Renombra "Cl" como "Br" en las líneas que van desde la que contiene "Text: NH: NH [156, 179, 175, 192]" hasta la que contiene "Text: F: F [216, 236, 223, 249]". Escríbelas de nuevo sin ningún otro cambio.

+++

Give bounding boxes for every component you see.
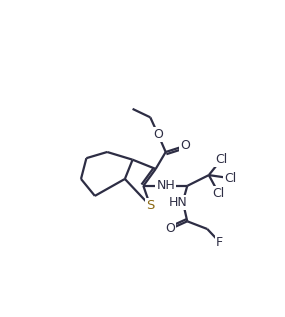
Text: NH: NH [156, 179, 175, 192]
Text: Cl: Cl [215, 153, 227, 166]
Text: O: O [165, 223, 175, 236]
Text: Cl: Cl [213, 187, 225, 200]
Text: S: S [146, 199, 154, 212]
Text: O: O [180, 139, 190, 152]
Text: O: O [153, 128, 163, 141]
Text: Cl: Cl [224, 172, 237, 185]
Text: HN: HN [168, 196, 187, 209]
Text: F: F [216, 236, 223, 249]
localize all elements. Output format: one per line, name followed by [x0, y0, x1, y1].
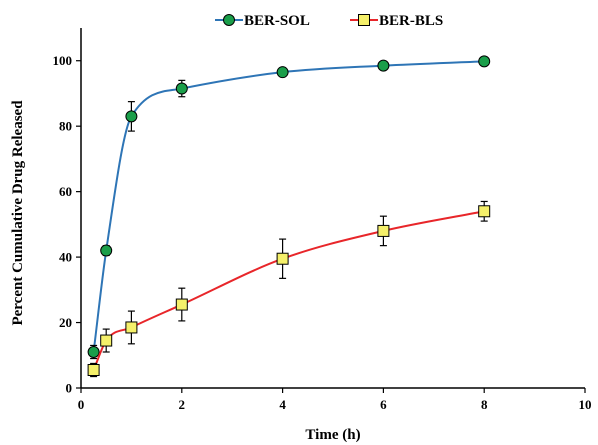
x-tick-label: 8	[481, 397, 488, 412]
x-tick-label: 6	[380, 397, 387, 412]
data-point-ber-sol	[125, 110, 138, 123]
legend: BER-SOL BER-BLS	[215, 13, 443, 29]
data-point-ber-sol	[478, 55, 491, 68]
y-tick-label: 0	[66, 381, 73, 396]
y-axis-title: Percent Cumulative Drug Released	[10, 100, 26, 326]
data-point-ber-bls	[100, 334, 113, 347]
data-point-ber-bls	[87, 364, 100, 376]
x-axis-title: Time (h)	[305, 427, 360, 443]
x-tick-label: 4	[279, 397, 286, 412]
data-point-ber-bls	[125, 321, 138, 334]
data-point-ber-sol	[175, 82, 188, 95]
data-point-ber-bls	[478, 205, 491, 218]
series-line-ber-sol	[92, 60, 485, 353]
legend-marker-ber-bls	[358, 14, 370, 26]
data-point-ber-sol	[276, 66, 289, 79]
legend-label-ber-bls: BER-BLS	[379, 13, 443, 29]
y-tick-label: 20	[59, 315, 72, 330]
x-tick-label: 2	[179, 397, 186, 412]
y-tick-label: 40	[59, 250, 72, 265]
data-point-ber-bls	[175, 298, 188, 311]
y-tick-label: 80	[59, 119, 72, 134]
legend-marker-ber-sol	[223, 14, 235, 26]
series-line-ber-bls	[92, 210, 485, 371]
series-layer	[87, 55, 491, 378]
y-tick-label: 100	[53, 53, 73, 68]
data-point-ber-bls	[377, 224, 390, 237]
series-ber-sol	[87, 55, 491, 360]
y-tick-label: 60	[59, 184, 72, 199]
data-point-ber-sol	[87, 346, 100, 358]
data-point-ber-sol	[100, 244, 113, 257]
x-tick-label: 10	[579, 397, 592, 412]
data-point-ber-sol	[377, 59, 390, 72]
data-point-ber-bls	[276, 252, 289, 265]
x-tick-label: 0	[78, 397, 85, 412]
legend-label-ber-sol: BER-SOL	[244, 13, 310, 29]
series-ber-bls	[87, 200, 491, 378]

+++

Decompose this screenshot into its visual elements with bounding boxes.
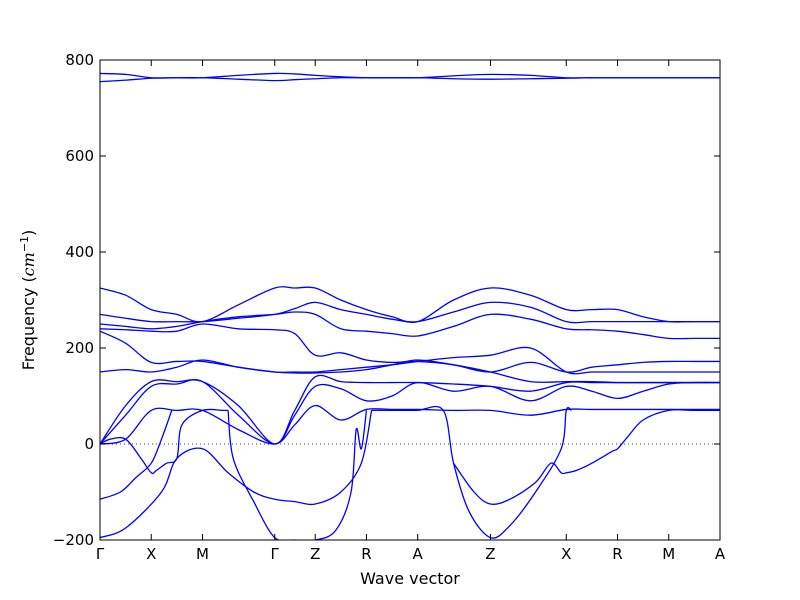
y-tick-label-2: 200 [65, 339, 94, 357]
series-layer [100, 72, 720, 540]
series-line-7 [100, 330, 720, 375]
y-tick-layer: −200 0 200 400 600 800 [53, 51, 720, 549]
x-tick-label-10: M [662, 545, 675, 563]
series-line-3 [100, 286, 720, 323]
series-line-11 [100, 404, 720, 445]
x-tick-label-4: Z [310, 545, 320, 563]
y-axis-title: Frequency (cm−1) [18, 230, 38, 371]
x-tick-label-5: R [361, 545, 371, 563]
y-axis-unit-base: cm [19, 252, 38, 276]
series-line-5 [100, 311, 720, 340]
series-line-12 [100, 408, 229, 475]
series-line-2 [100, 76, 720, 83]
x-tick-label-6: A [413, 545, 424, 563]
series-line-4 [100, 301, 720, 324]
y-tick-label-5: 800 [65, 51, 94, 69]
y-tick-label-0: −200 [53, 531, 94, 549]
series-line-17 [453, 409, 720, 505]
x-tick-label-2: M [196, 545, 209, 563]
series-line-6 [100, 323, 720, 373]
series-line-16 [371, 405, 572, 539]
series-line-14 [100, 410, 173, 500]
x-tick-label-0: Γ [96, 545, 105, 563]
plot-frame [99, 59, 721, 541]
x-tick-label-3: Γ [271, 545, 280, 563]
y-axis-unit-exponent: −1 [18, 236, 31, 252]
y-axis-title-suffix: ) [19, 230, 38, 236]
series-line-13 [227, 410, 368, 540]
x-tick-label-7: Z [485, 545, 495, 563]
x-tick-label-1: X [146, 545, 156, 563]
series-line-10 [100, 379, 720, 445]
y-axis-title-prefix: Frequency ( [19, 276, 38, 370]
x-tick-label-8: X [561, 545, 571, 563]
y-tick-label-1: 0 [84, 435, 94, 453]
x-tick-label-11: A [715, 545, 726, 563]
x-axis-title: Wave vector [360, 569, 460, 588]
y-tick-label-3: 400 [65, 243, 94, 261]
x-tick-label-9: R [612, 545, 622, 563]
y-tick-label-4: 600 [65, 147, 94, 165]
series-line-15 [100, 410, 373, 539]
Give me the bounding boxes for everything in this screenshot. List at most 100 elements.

+++

▶ _SOLUCIÓN_:
Text: NH: NH [156, 179, 175, 192]
Text: Br: Br [215, 153, 227, 166]
Text: O: O [165, 223, 175, 236]
Text: Br: Br [213, 187, 225, 200]
Text: S: S [146, 199, 154, 212]
Text: O: O [180, 139, 190, 152]
Text: O: O [153, 128, 163, 141]
Text: Br: Br [224, 172, 237, 185]
Text: HN: HN [168, 196, 187, 209]
Text: F: F [216, 236, 223, 249]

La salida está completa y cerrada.